# EXERCISE DETAILS
Scan the material below for the string "BED₁", and copy every line where it shows up.

:::::

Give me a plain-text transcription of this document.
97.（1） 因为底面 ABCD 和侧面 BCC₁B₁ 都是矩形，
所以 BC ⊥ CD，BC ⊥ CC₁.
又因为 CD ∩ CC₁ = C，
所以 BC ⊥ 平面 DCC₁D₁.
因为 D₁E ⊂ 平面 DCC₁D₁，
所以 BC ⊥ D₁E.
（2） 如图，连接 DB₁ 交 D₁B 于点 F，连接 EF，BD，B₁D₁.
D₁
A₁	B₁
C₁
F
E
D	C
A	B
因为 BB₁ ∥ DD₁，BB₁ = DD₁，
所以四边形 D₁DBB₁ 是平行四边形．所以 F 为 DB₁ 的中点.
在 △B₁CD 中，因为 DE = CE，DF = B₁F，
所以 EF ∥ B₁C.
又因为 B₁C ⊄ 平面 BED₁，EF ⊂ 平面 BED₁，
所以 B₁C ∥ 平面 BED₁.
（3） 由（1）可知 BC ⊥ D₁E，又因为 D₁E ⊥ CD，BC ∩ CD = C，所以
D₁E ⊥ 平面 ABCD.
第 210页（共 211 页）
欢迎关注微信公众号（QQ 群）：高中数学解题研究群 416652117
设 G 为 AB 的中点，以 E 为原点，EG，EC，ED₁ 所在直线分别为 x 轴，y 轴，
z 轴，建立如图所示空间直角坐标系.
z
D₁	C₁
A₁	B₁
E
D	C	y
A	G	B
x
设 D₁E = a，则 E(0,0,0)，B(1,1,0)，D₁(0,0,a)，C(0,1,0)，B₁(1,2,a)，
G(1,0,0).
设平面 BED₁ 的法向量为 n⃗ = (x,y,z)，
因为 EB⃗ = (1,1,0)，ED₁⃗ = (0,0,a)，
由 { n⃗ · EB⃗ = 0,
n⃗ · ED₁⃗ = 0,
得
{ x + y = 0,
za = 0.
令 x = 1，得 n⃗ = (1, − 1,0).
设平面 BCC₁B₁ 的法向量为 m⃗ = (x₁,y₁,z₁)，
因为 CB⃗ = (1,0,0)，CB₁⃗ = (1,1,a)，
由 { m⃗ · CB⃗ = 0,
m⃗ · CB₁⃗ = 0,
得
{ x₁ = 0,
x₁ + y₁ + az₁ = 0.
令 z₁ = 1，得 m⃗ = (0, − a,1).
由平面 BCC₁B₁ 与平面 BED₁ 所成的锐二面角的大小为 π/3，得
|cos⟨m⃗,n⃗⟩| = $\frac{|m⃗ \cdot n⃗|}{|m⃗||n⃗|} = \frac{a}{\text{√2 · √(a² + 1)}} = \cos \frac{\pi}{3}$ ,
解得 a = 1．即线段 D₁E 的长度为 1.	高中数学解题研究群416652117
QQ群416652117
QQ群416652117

:::::

# WRITTEN REPLY
又因为 B₁C ⊄ 平面 BED₁，EF ⊂ 平面 BED₁，
所以 B₁C ∥ 平面 BED₁.
设平面 BED₁ 的法向量为 n⃗ = (x,y,z)，
由平面 BCC₁B₁ 与平面 BED₁ 所成的锐二面角的大小为 π/3，得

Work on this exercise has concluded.